## Start

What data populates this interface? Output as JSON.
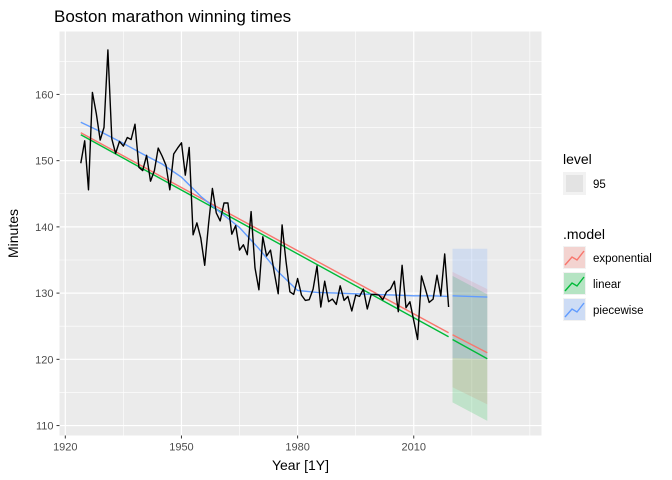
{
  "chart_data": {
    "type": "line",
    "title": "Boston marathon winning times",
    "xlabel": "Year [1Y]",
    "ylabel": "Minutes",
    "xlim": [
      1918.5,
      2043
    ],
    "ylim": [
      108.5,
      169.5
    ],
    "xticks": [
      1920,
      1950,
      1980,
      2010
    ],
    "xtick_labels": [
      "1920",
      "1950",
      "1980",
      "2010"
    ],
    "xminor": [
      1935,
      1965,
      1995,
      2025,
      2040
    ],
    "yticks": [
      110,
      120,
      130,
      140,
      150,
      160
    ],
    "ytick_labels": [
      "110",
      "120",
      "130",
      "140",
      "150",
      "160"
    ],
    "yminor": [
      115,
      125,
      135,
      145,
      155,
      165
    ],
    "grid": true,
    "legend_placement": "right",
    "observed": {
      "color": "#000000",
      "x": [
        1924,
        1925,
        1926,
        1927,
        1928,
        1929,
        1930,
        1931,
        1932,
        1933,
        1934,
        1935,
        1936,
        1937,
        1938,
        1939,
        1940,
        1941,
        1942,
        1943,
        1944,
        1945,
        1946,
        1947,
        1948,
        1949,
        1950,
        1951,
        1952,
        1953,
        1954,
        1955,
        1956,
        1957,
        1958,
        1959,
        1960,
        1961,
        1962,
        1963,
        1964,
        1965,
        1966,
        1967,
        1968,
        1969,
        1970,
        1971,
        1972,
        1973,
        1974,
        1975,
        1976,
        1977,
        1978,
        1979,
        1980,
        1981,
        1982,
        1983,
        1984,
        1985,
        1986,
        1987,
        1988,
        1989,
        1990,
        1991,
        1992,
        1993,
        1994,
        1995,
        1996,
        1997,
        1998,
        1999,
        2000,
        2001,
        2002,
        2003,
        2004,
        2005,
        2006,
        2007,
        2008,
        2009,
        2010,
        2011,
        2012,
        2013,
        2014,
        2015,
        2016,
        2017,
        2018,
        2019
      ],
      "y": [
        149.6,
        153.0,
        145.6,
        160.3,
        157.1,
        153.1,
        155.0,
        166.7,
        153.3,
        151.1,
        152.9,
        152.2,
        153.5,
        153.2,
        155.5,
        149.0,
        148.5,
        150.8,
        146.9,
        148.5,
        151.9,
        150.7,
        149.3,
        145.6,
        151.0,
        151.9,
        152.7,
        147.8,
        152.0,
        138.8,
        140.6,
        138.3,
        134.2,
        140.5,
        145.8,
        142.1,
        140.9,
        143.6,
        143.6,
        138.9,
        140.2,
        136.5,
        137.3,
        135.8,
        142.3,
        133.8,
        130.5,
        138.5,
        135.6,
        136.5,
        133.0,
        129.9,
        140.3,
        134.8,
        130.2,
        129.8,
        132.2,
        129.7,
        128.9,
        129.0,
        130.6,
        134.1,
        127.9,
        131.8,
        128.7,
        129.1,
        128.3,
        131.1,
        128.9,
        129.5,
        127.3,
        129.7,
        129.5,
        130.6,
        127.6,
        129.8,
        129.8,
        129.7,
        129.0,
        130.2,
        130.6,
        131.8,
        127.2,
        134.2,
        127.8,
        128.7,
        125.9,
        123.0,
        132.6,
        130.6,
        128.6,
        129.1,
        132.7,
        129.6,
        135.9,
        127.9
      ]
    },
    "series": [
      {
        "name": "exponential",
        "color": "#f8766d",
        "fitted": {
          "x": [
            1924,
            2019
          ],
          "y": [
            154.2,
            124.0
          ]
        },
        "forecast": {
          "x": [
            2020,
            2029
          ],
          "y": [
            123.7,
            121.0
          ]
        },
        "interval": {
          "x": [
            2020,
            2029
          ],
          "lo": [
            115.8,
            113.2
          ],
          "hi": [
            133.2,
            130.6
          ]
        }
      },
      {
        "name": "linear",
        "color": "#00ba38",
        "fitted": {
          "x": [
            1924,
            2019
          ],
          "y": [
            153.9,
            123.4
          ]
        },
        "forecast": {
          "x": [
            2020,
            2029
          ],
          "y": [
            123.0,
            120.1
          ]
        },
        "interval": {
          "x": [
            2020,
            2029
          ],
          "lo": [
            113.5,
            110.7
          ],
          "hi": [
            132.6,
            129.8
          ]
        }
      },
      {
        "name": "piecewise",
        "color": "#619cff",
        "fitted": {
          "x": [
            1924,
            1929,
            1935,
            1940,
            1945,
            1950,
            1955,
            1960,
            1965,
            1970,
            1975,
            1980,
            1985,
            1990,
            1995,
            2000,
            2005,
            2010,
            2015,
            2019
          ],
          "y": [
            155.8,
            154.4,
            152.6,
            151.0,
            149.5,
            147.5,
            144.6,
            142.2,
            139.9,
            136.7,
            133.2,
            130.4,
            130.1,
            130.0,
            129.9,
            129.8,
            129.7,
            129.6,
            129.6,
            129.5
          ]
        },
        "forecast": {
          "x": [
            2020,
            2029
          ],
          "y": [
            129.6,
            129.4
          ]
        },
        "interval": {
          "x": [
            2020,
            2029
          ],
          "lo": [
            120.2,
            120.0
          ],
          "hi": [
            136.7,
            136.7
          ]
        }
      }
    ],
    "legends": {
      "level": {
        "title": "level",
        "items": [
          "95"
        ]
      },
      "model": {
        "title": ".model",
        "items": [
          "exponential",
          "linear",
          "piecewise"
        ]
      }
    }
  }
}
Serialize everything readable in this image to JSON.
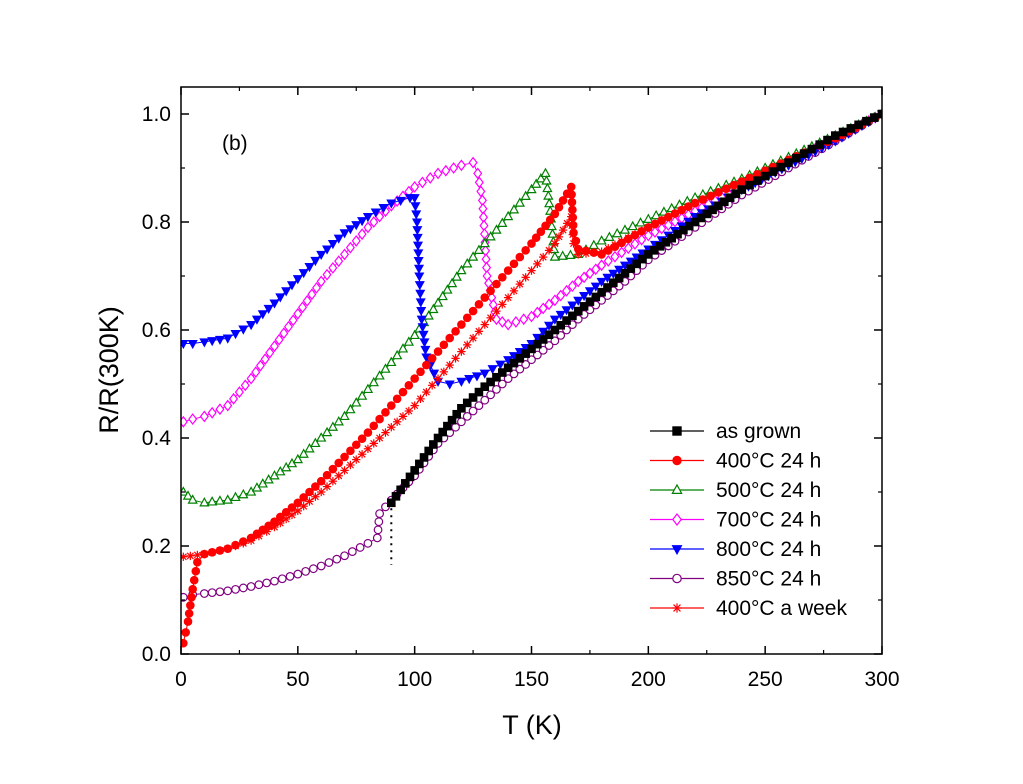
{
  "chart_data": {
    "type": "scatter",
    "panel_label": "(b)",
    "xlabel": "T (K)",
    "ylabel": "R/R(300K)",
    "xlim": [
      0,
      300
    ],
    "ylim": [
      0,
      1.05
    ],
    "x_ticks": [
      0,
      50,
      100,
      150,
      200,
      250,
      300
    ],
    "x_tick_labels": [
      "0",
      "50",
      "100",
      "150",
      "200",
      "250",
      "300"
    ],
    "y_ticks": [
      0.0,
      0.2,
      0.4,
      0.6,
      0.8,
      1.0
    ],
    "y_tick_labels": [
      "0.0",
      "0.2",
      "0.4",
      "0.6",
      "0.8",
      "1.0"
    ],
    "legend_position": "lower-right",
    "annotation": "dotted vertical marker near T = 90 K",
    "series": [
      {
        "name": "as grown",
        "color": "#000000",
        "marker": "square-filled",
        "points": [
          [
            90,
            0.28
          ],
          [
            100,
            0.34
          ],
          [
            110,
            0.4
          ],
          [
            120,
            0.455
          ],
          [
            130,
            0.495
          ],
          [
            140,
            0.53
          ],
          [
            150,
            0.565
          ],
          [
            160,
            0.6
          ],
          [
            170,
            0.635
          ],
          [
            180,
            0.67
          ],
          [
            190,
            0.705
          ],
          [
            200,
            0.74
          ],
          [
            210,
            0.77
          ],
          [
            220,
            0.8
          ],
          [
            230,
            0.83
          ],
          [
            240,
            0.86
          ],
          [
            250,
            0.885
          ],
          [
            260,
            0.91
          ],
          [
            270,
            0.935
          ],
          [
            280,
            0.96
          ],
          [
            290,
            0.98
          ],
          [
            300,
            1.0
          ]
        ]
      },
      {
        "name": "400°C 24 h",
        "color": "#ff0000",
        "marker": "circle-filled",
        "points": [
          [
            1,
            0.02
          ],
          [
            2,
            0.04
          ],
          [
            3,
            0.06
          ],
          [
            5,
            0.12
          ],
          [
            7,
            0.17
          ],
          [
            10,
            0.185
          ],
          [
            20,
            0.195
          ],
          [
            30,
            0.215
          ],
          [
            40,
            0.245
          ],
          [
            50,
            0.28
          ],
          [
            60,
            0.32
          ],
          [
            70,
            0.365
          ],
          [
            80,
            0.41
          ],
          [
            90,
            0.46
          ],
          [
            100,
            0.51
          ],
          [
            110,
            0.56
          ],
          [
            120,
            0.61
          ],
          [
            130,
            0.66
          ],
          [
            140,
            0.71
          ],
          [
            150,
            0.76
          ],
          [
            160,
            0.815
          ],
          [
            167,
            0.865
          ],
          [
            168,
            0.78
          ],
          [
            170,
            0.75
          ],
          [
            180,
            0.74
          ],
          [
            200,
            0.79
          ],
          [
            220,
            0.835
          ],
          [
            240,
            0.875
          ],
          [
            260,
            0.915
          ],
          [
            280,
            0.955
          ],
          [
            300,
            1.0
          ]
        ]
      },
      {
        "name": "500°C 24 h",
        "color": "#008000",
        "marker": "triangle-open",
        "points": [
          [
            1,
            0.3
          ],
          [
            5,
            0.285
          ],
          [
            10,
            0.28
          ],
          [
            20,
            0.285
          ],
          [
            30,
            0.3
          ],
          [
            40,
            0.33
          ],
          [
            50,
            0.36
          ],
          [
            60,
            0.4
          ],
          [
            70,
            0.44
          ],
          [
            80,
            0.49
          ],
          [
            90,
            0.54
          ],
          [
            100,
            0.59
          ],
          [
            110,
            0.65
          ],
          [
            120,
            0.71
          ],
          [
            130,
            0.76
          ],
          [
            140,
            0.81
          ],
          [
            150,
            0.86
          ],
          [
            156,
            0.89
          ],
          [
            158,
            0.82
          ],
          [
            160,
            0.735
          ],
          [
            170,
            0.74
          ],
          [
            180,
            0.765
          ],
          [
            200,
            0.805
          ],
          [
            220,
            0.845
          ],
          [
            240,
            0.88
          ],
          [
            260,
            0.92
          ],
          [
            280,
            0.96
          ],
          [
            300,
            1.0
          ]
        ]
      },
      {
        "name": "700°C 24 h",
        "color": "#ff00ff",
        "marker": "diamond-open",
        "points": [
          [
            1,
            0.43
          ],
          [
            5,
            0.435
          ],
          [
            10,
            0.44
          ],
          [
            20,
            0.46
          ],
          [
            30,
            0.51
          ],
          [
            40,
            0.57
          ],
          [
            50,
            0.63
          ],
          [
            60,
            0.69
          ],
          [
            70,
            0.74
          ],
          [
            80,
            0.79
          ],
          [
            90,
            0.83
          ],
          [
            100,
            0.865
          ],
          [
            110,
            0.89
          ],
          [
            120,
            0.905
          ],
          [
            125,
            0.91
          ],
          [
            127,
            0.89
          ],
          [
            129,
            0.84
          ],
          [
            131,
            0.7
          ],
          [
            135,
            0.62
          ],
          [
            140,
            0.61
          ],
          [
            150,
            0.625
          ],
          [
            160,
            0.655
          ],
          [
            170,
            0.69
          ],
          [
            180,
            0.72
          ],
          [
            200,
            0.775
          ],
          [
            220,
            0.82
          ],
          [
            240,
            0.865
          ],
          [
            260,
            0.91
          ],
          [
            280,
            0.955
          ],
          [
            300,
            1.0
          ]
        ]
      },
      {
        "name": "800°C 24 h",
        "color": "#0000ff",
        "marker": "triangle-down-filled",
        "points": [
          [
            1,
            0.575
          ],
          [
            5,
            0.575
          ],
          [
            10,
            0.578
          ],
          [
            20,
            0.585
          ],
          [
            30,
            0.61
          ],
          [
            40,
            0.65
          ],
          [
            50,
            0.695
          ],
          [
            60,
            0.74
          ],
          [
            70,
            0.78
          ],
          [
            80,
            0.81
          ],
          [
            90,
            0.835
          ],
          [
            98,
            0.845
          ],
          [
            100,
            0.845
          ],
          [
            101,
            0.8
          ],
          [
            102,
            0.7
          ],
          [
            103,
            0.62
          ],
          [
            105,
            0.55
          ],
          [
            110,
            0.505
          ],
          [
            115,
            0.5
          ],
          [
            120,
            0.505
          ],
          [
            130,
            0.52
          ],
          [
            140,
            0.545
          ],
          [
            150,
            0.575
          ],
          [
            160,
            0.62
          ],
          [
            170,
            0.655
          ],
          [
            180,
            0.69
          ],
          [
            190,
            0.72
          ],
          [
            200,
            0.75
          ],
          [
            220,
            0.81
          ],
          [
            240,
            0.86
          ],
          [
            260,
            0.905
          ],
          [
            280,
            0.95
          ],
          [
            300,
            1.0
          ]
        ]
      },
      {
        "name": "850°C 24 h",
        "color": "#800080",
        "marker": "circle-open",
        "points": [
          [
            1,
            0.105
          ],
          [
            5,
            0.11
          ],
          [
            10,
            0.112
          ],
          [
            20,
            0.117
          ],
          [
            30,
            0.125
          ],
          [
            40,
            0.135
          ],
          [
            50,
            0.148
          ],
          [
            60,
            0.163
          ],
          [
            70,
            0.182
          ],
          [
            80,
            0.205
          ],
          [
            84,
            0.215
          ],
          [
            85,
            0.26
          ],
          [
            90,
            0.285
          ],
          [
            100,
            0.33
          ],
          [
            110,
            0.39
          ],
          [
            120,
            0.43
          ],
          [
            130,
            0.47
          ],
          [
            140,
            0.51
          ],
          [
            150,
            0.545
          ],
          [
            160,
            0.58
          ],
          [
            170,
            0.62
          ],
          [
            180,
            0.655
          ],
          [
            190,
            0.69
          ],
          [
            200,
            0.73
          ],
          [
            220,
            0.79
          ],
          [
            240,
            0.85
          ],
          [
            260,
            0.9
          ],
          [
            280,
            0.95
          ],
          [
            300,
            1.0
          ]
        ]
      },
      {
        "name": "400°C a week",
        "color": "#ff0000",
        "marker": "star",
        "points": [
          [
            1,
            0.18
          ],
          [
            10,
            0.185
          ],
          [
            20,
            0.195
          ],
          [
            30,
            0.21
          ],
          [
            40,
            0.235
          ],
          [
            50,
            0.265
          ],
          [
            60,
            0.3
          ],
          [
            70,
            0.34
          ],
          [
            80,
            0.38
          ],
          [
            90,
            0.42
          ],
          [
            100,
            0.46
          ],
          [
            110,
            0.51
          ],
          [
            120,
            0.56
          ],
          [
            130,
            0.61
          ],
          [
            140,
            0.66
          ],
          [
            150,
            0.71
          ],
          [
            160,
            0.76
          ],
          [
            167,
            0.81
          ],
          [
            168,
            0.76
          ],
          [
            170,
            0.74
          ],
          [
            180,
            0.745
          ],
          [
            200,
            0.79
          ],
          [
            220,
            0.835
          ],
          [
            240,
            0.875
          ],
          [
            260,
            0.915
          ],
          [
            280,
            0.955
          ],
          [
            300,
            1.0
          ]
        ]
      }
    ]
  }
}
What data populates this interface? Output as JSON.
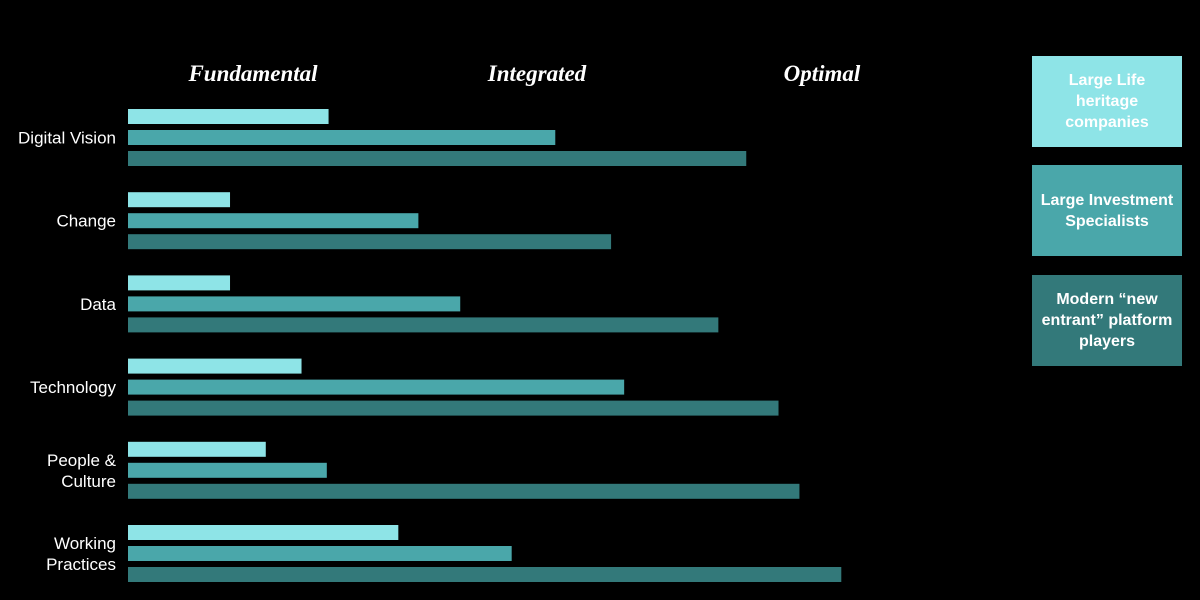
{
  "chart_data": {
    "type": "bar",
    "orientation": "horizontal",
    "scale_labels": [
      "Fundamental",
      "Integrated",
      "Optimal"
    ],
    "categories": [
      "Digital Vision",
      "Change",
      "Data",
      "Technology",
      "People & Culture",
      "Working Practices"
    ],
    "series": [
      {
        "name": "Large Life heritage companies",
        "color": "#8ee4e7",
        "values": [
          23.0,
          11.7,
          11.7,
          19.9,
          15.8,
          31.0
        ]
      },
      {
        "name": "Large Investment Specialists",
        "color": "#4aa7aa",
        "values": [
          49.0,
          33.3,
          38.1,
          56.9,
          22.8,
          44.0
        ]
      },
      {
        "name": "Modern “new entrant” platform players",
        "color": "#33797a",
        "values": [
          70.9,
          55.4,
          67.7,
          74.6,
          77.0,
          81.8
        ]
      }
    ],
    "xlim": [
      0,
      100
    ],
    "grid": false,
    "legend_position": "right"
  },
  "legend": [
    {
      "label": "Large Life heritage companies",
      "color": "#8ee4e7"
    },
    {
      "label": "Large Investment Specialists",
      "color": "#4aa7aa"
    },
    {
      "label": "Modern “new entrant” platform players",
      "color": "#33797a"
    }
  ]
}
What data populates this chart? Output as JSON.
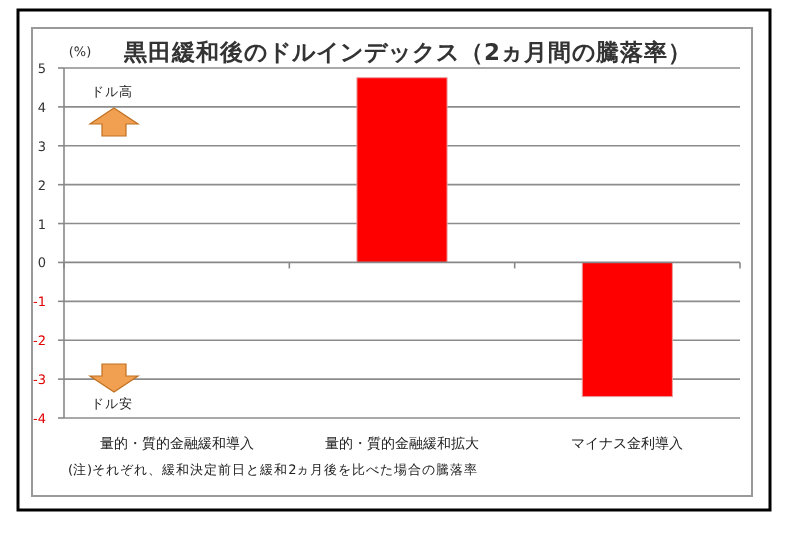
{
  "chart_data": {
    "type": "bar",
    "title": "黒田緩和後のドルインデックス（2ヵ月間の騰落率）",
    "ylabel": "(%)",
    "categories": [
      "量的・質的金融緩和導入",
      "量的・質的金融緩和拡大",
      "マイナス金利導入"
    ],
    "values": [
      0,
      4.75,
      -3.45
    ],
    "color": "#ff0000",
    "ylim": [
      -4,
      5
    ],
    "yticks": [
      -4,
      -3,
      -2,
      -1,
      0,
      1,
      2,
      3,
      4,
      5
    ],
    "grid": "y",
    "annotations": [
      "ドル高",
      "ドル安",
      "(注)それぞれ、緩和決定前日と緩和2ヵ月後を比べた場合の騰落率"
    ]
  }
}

## End

Tally the lines of the listing that include "this". Reply with nothing but the count.

## COMPLETE OUTPUT
4